= Stated goal =
Retype the whole listing, please, keeping every line exact and dropping the pictures.

= Recorded information =
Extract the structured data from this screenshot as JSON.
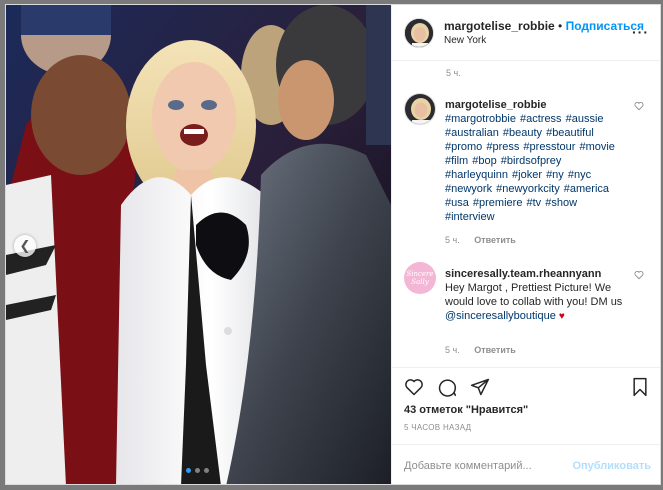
{
  "post": {
    "username": "margotelise_robbie",
    "separator": "•",
    "follow_label": "Подписаться",
    "location": "New York",
    "more_icon": "more-icon",
    "top_time": "5 ч."
  },
  "comments": [
    {
      "username": "margotelise_robbie",
      "text": "#margotrobbie #actress #aussie #australian #beauty #beautiful #promo #press #presstour #movie #film #bop #birdsofprey #harleyquinn #joker #ny #nyc #newyork #newyorkcity #america #usa #premiere #tv #show #interview",
      "time": "5 ч.",
      "reply_label": "Ответить"
    },
    {
      "username": "sinceresally.team.rheannyann",
      "text": "Hey Margot , Prettiest Picture! We would love to collab with you! DM us",
      "mention": "@sinceresallyboutique",
      "emoji": "♥",
      "time": "5 ч.",
      "reply_label": "Ответить",
      "avatar_text": "Sincere Sally"
    }
  ],
  "actions": {
    "likes_label": "43 отметок \"Нравится\"",
    "post_time": "5 ЧАСОВ НАЗАД",
    "comment_placeholder": "Добавьте комментарий...",
    "publish_label": "Опубликовать"
  },
  "carousel": {
    "slide_count": 3,
    "active_index": 0,
    "prev_glyph": "❮"
  },
  "colors": {
    "link": "#00376b",
    "follow": "#0095f6",
    "publish_disabled": "#b2dffc",
    "meta": "#8e8e8e"
  }
}
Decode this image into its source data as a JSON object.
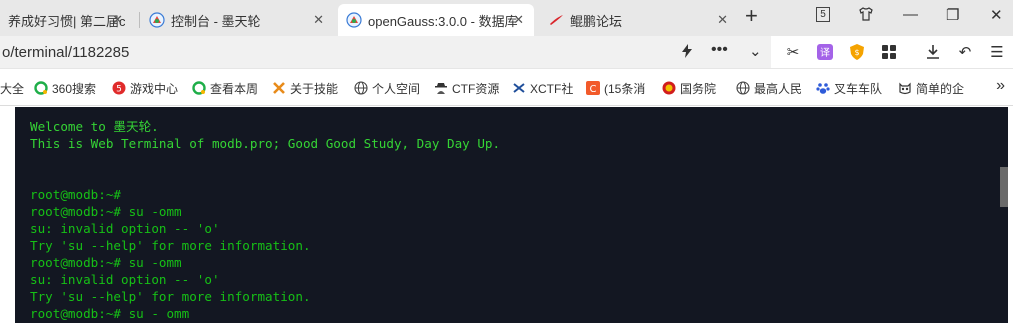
{
  "tabs": [
    {
      "title": "养成好习惯| 第二届c",
      "favicon": "none",
      "active": false
    },
    {
      "title": "控制台 - 墨天轮",
      "favicon": "modb-icon",
      "active": false
    },
    {
      "title": "openGauss:3.0.0 - 数据库",
      "favicon": "opengauss-icon",
      "active": true
    },
    {
      "title": "鲲鹏论坛",
      "favicon": "kunpeng-icon",
      "active": false
    }
  ],
  "tab_count_badge": "5",
  "address": {
    "url": "o/terminal/1182285"
  },
  "bookmarks": [
    {
      "label": "大全",
      "icon": "none"
    },
    {
      "label": "360搜索",
      "icon": "360-search-icon"
    },
    {
      "label": "游戏中心",
      "icon": "game-center-icon"
    },
    {
      "label": "查看本周",
      "icon": "360-search-icon"
    },
    {
      "label": "关于技能",
      "icon": "x-brand-icon"
    },
    {
      "label": "个人空间",
      "icon": "globe-icon"
    },
    {
      "label": "CTF资源",
      "icon": "spy-icon"
    },
    {
      "label": "XCTF社",
      "icon": "xctf-icon"
    },
    {
      "label": "(15条消",
      "icon": "c-brand-icon"
    },
    {
      "label": "国务院",
      "icon": "emblem-icon"
    },
    {
      "label": "最高人民",
      "icon": "globe-icon"
    },
    {
      "label": "叉车车队",
      "icon": "baidu-paw-icon"
    },
    {
      "label": "简单的企",
      "icon": "owl-icon"
    }
  ],
  "terminal": {
    "lines": [
      {
        "text": "Welcome to 墨天轮.",
        "kind": "welcome"
      },
      {
        "text": "This is Web Terminal of modb.pro; Good Good Study, Day Day Up.",
        "kind": "welcome"
      },
      {
        "text": "",
        "kind": "out"
      },
      {
        "text": "",
        "kind": "out"
      },
      {
        "text": "root@modb:~#",
        "kind": "out"
      },
      {
        "text": "root@modb:~# su -omm",
        "kind": "out"
      },
      {
        "text": "su: invalid option -- 'o'",
        "kind": "out"
      },
      {
        "text": "Try 'su --help' for more information.",
        "kind": "out"
      },
      {
        "text": "root@modb:~# su -omm",
        "kind": "out"
      },
      {
        "text": "su: invalid option -- 'o'",
        "kind": "out"
      },
      {
        "text": "Try 'su --help' for more information.",
        "kind": "out"
      },
      {
        "text": "root@modb:~# su - omm",
        "kind": "out"
      }
    ]
  },
  "colors": {
    "terminal_bg": "#131722",
    "terminal_fg": "#16c016"
  }
}
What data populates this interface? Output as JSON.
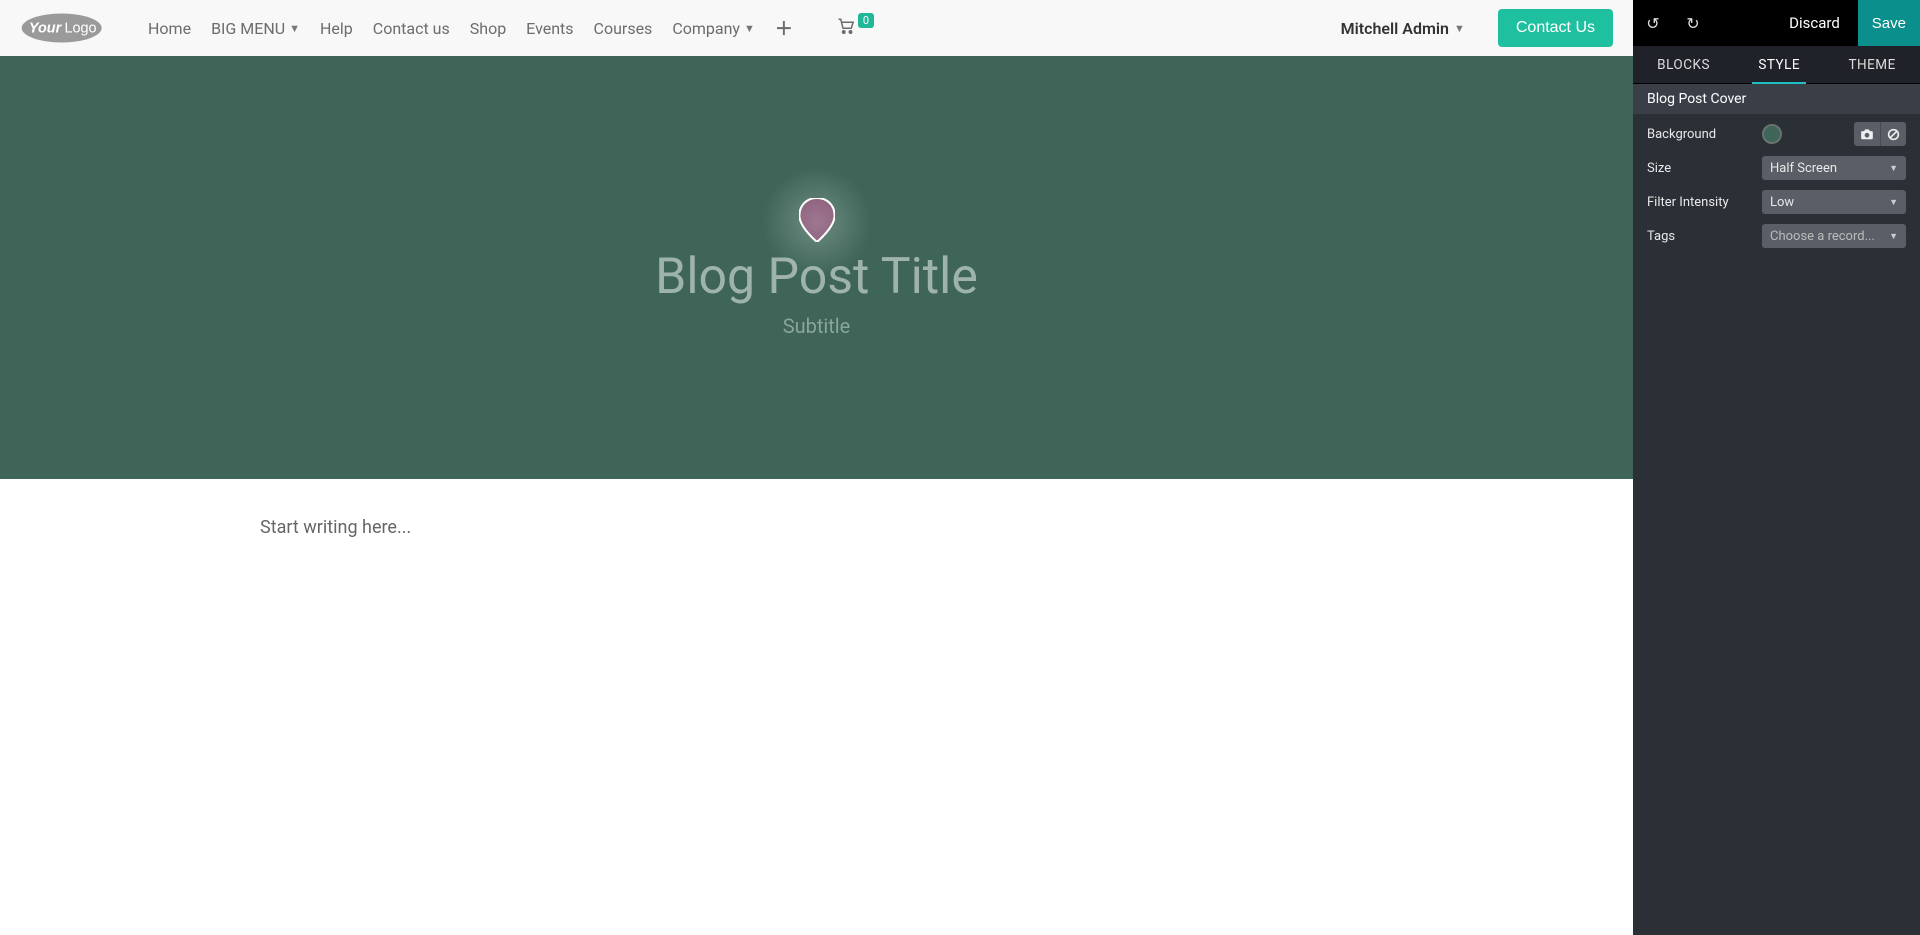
{
  "nav": {
    "home": "Home",
    "big_menu": "BIG MENU",
    "help": "Help",
    "contact": "Contact us",
    "shop": "Shop",
    "events": "Events",
    "courses": "Courses",
    "company": "Company",
    "cart_count": "0",
    "user": "Mitchell Admin",
    "contact_us_btn": "Contact Us"
  },
  "cover": {
    "title": "Blog Post Title",
    "subtitle": "Subtitle"
  },
  "content": {
    "placeholder": "Start writing here..."
  },
  "editor": {
    "discard": "Discard",
    "save": "Save",
    "tabs": {
      "blocks": "BLOCKS",
      "style": "STYLE",
      "theme": "THEME"
    },
    "section_title": "Blog Post Cover",
    "background_label": "Background",
    "background_color": "#3e6558",
    "size_label": "Size",
    "size_value": "Half Screen",
    "filter_label": "Filter Intensity",
    "filter_value": "Low",
    "tags_label": "Tags",
    "tags_placeholder": "Choose a record..."
  }
}
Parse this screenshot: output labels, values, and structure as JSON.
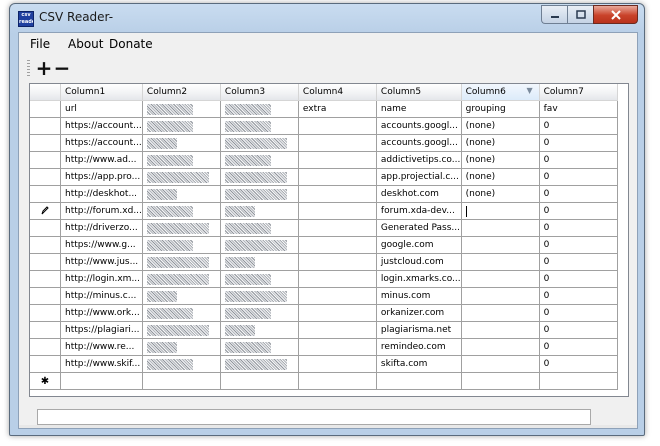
{
  "window": {
    "title": "CSV Reader-",
    "icon_label": "csv reader"
  },
  "menu": [
    "File",
    "About",
    "Donate"
  ],
  "toolbar": {
    "add_label": "+",
    "remove_label": "−"
  },
  "grid": {
    "columns": [
      "Column1",
      "Column2",
      "Column3",
      "Column4",
      "Column5",
      "Column6",
      "Column7"
    ],
    "sorted_column": "Column6",
    "rows": [
      {
        "marker": "",
        "cells": [
          "url",
          "",
          "",
          "extra",
          "name",
          "grouping",
          "fav"
        ]
      },
      {
        "marker": "",
        "cells": [
          "https://account...",
          "",
          "",
          "",
          "accounts.googl...",
          "(none)",
          "0"
        ]
      },
      {
        "marker": "",
        "cells": [
          "https://account...",
          "",
          "",
          "",
          "accounts.googl...",
          "(none)",
          "0"
        ]
      },
      {
        "marker": "",
        "cells": [
          "http://www.ad...",
          "",
          "",
          "",
          "addictivetips.co...",
          "(none)",
          "0"
        ]
      },
      {
        "marker": "",
        "cells": [
          "https://app.pro...",
          "",
          "",
          "",
          "app.projectial.c...",
          "(none)",
          "0"
        ]
      },
      {
        "marker": "",
        "cells": [
          "http://deskhot...",
          "",
          "",
          "",
          "deskhot.com",
          "(none)",
          "0"
        ]
      },
      {
        "marker": "edit",
        "cells": [
          "http://forum.xd...",
          "",
          "",
          "",
          "forum.xda-dev...",
          "",
          "0"
        ]
      },
      {
        "marker": "",
        "cells": [
          "http://driverzo...",
          "",
          "",
          "",
          "Generated Pass...",
          "",
          "0"
        ]
      },
      {
        "marker": "",
        "cells": [
          "https://www.g...",
          "",
          "",
          "",
          "google.com",
          "",
          "0"
        ]
      },
      {
        "marker": "",
        "cells": [
          "http://www.jus...",
          "",
          "",
          "",
          "justcloud.com",
          "",
          "0"
        ]
      },
      {
        "marker": "",
        "cells": [
          "http://login.xm...",
          "",
          "",
          "",
          "login.xmarks.co...",
          "",
          "0"
        ]
      },
      {
        "marker": "",
        "cells": [
          "http://minus.c...",
          "",
          "",
          "",
          "minus.com",
          "",
          "0"
        ]
      },
      {
        "marker": "",
        "cells": [
          "http://www.ork...",
          "",
          "",
          "",
          "orkanizer.com",
          "",
          "0"
        ]
      },
      {
        "marker": "",
        "cells": [
          "https://plagiari...",
          "",
          "",
          "",
          "plagiarisma.net",
          "",
          "0"
        ]
      },
      {
        "marker": "",
        "cells": [
          "http://www.re...",
          "",
          "",
          "",
          "remindeo.com",
          "",
          "0"
        ]
      },
      {
        "marker": "",
        "cells": [
          "http://www.skif...",
          "",
          "",
          "",
          "skifta.com",
          "",
          "0"
        ]
      }
    ],
    "new_row_marker": "✱"
  }
}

= Solution to the exercise =
Extract the structured data from this screenshot as JSON.
{
  "post": {
    "username": "margotelise_robbie",
    "separator": "•",
    "follow_label": "Подписаться",
    "location": "New York",
    "more_icon": "more-icon",
    "top_time": "5 ч."
  },
  "comments": [
    {
      "username": "margotelise_robbie",
      "text": "#margotrobbie #actress #aussie #australian #beauty #beautiful #promo #press #presstour #movie #film #bop #birdsofprey #harleyquinn #joker #ny #nyc #newyork #newyorkcity #america #usa #premiere #tv #show #interview",
      "time": "5 ч.",
      "reply_label": "Ответить"
    },
    {
      "username": "sinceresally.team.rheannyann",
      "text": "Hey Margot , Prettiest Picture! We would love to collab with you! DM us",
      "mention": "@sinceresallyboutique",
      "emoji": "♥",
      "time": "5 ч.",
      "reply_label": "Ответить",
      "avatar_text": "Sincere Sally"
    }
  ],
  "actions": {
    "likes_label": "43 отметок \"Нравится\"",
    "post_time": "5 ЧАСОВ НАЗАД",
    "comment_placeholder": "Добавьте комментарий...",
    "publish_label": "Опубликовать"
  },
  "carousel": {
    "slide_count": 3,
    "active_index": 0,
    "prev_glyph": "❮"
  },
  "colors": {
    "link": "#00376b",
    "follow": "#0095f6",
    "publish_disabled": "#b2dffc",
    "meta": "#8e8e8e"
  }
}
Decode this image into its source data as a JSON object.
{
  "tabs": [
    {
      "title": "养成好习惯| 第二届c",
      "favicon": "none",
      "active": false
    },
    {
      "title": "控制台 - 墨天轮",
      "favicon": "modb-icon",
      "active": false
    },
    {
      "title": "openGauss:3.0.0 - 数据库",
      "favicon": "opengauss-icon",
      "active": true
    },
    {
      "title": "鲲鹏论坛",
      "favicon": "kunpeng-icon",
      "active": false
    }
  ],
  "tab_count_badge": "5",
  "address": {
    "url": "o/terminal/1182285"
  },
  "bookmarks": [
    {
      "label": "大全",
      "icon": "none"
    },
    {
      "label": "360搜索",
      "icon": "360-search-icon"
    },
    {
      "label": "游戏中心",
      "icon": "game-center-icon"
    },
    {
      "label": "查看本周",
      "icon": "360-search-icon"
    },
    {
      "label": "关于技能",
      "icon": "x-brand-icon"
    },
    {
      "label": "个人空间",
      "icon": "globe-icon"
    },
    {
      "label": "CTF资源",
      "icon": "spy-icon"
    },
    {
      "label": "XCTF社",
      "icon": "xctf-icon"
    },
    {
      "label": "(15条消",
      "icon": "c-brand-icon"
    },
    {
      "label": "国务院",
      "icon": "emblem-icon"
    },
    {
      "label": "最高人民",
      "icon": "globe-icon"
    },
    {
      "label": "叉车车队",
      "icon": "baidu-paw-icon"
    },
    {
      "label": "简单的企",
      "icon": "owl-icon"
    }
  ],
  "terminal": {
    "lines": [
      {
        "text": "Welcome to 墨天轮.",
        "kind": "welcome"
      },
      {
        "text": "This is Web Terminal of modb.pro; Good Good Study, Day Day Up.",
        "kind": "welcome"
      },
      {
        "text": "",
        "kind": "out"
      },
      {
        "text": "",
        "kind": "out"
      },
      {
        "text": "root@modb:~#",
        "kind": "out"
      },
      {
        "text": "root@modb:~# su -omm",
        "kind": "out"
      },
      {
        "text": "su: invalid option -- 'o'",
        "kind": "out"
      },
      {
        "text": "Try 'su --help' for more information.",
        "kind": "out"
      },
      {
        "text": "root@modb:~# su -omm",
        "kind": "out"
      },
      {
        "text": "su: invalid option -- 'o'",
        "kind": "out"
      },
      {
        "text": "Try 'su --help' for more information.",
        "kind": "out"
      },
      {
        "text": "root@modb:~# su - omm",
        "kind": "out"
      }
    ]
  },
  "colors": {
    "terminal_bg": "#131722",
    "terminal_fg": "#16c016"
  }
}
What data populates this interface? Output as JSON.
{
  "nav": {
    "home": "Home",
    "big_menu": "BIG MENU",
    "help": "Help",
    "contact": "Contact us",
    "shop": "Shop",
    "events": "Events",
    "courses": "Courses",
    "company": "Company",
    "cart_count": "0",
    "user": "Mitchell Admin",
    "contact_us_btn": "Contact Us"
  },
  "cover": {
    "title": "Blog Post Title",
    "subtitle": "Subtitle"
  },
  "content": {
    "placeholder": "Start writing here..."
  },
  "editor": {
    "discard": "Discard",
    "save": "Save",
    "tabs": {
      "blocks": "BLOCKS",
      "style": "STYLE",
      "theme": "THEME"
    },
    "section_title": "Blog Post Cover",
    "background_label": "Background",
    "background_color": "#3e6558",
    "size_label": "Size",
    "size_value": "Half Screen",
    "filter_label": "Filter Intensity",
    "filter_value": "Low",
    "tags_label": "Tags",
    "tags_placeholder": "Choose a record..."
  }
}
Parse this screenshot: output labels, values, and structure as JSON.
{
  "window": {
    "title": "CSV Reader-",
    "icon_label": "csv reader"
  },
  "menu": [
    "File",
    "About",
    "Donate"
  ],
  "toolbar": {
    "add_label": "+",
    "remove_label": "−"
  },
  "grid": {
    "columns": [
      "Column1",
      "Column2",
      "Column3",
      "Column4",
      "Column5",
      "Column6",
      "Column7"
    ],
    "sorted_column": "Column6",
    "rows": [
      {
        "marker": "",
        "cells": [
          "url",
          "",
          "",
          "extra",
          "name",
          "grouping",
          "fav"
        ]
      },
      {
        "marker": "",
        "cells": [
          "https://account...",
          "",
          "",
          "",
          "accounts.googl...",
          "(none)",
          "0"
        ]
      },
      {
        "marker": "",
        "cells": [
          "https://account...",
          "",
          "",
          "",
          "accounts.googl...",
          "(none)",
          "0"
        ]
      },
      {
        "marker": "",
        "cells": [
          "http://www.ad...",
          "",
          "",
          "",
          "addictivetips.co...",
          "(none)",
          "0"
        ]
      },
      {
        "marker": "",
        "cells": [
          "https://app.pro...",
          "",
          "",
          "",
          "app.projectial.c...",
          "(none)",
          "0"
        ]
      },
      {
        "marker": "",
        "cells": [
          "http://deskhot...",
          "",
          "",
          "",
          "deskhot.com",
          "(none)",
          "0"
        ]
      },
      {
        "marker": "edit",
        "cells": [
          "http://forum.xd...",
          "",
          "",
          "",
          "forum.xda-dev...",
          "",
          "0"
        ]
      },
      {
        "marker": "",
        "cells": [
          "http://driverzo...",
          "",
          "",
          "",
          "Generated Pass...",
          "",
          "0"
        ]
      },
      {
        "marker": "",
        "cells": [
          "https://www.g...",
          "",
          "",
          "",
          "google.com",
          "",
          "0"
        ]
      },
      {
        "marker": "",
        "cells": [
          "http://www.jus...",
          "",
          "",
          "",
          "justcloud.com",
          "",
          "0"
        ]
      },
      {
        "marker": "",
        "cells": [
          "http://login.xm...",
          "",
          "",
          "",
          "login.xmarks.co...",
          "",
          "0"
        ]
      },
      {
        "marker": "",
        "cells": [
          "http://minus.c...",
          "",
          "",
          "",
          "minus.com",
          "",
          "0"
        ]
      },
      {
        "marker": "",
        "cells": [
          "http://www.ork...",
          "",
          "",
          "",
          "orkanizer.com",
          "",
          "0"
        ]
      },
      {
        "marker": "",
        "cells": [
          "https://plagiari...",
          "",
          "",
          "",
          "plagiarisma.net",
          "",
          "0"
        ]
      },
      {
        "marker": "",
        "cells": [
          "http://www.re...",
          "",
          "",
          "",
          "remindeo.com",
          "",
          "0"
        ]
      },
      {
        "marker": "",
        "cells": [
          "http://www.skif...",
          "",
          "",
          "",
          "skifta.com",
          "",
          "0"
        ]
      }
    ],
    "new_row_marker": "✱"
  }
}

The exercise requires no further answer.